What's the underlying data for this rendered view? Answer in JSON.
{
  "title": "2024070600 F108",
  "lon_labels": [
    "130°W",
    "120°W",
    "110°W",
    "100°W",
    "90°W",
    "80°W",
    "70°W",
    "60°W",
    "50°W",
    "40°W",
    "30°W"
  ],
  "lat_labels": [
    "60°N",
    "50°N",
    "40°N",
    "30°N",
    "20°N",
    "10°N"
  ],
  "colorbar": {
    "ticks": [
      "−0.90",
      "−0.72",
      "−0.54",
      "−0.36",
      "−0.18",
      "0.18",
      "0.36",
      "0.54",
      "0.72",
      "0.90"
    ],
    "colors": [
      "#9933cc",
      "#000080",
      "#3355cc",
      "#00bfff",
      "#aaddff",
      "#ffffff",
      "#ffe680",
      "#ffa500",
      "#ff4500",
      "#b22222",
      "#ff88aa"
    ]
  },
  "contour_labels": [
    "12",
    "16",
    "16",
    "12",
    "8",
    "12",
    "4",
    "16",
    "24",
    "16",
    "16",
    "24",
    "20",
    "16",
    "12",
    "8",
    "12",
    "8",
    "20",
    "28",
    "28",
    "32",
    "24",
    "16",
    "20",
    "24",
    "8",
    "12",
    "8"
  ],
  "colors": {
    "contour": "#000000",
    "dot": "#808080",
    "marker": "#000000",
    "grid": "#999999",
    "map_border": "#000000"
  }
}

******************************

Write out each line of the data above again, exactly as given.

What's the underlying data for this rendered view? Answer in JSON.
{
  "title": "2024070600 F108",
  "lon_labels": [
    "130°W",
    "120°W",
    "110°W",
    "100°W",
    "90°W",
    "80°W",
    "70°W",
    "60°W",
    "50°W",
    "40°W",
    "30°W"
  ],
  "lat_labels": [
    "60°N",
    "50°N",
    "40°N",
    "30°N",
    "20°N",
    "10°N"
  ],
  "colorbar": {
    "ticks": [
      "−0.90",
      "−0.72",
      "−0.54",
      "−0.36",
      "−0.18",
      "0.18",
      "0.36",
      "0.54",
      "0.72",
      "0.90"
    ],
    "colors": [
      "#9933cc",
      "#000080",
      "#3355cc",
      "#00bfff",
      "#aaddff",
      "#ffffff",
      "#ffe680",
      "#ffa500",
      "#ff4500",
      "#b22222",
      "#ff88aa"
    ]
  },
  "contour_labels": [
    "12",
    "16",
    "16",
    "12",
    "8",
    "12",
    "4",
    "16",
    "24",
    "16",
    "16",
    "24",
    "20",
    "16",
    "12",
    "8",
    "12",
    "8",
    "20",
    "28",
    "28",
    "32",
    "24",
    "16",
    "20",
    "24",
    "8",
    "12",
    "8"
  ],
  "colors": {
    "contour": "#000000",
    "dot": "#808080",
    "marker": "#000000",
    "grid": "#999999",
    "map_border": "#000000"
  }
}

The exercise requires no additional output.